◆ Objective:
Return only the count of lines in which the word "prognozy" appears.

[Dataset rows]

— Start —

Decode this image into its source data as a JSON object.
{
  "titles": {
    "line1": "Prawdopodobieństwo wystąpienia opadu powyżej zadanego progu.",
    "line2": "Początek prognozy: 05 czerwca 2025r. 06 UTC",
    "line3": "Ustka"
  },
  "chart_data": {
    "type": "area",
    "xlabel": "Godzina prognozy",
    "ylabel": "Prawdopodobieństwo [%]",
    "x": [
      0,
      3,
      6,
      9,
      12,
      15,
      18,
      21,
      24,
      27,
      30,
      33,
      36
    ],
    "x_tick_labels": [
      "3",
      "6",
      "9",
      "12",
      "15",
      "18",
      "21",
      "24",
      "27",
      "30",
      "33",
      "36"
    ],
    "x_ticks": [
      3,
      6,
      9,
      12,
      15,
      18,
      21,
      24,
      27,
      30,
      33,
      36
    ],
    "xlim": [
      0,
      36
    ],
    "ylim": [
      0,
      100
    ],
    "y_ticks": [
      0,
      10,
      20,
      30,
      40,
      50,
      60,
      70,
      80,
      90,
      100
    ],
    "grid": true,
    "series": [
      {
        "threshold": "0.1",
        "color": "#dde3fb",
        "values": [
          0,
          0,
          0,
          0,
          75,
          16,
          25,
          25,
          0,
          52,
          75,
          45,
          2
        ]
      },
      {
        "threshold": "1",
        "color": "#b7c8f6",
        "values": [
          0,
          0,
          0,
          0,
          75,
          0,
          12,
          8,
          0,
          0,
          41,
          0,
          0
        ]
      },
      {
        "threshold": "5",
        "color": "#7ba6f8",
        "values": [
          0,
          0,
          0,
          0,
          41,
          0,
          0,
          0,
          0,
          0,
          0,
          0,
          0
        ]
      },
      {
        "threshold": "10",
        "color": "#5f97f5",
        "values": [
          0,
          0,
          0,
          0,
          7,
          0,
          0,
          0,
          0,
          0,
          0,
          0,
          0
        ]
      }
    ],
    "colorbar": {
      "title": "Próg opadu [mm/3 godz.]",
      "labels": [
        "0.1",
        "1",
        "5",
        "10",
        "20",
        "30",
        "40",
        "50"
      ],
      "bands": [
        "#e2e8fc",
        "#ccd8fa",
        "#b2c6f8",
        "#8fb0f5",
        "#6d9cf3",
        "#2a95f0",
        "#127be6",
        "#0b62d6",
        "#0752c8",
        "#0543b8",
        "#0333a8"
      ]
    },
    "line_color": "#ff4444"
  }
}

— End —

◆ Solution to the exercise:
2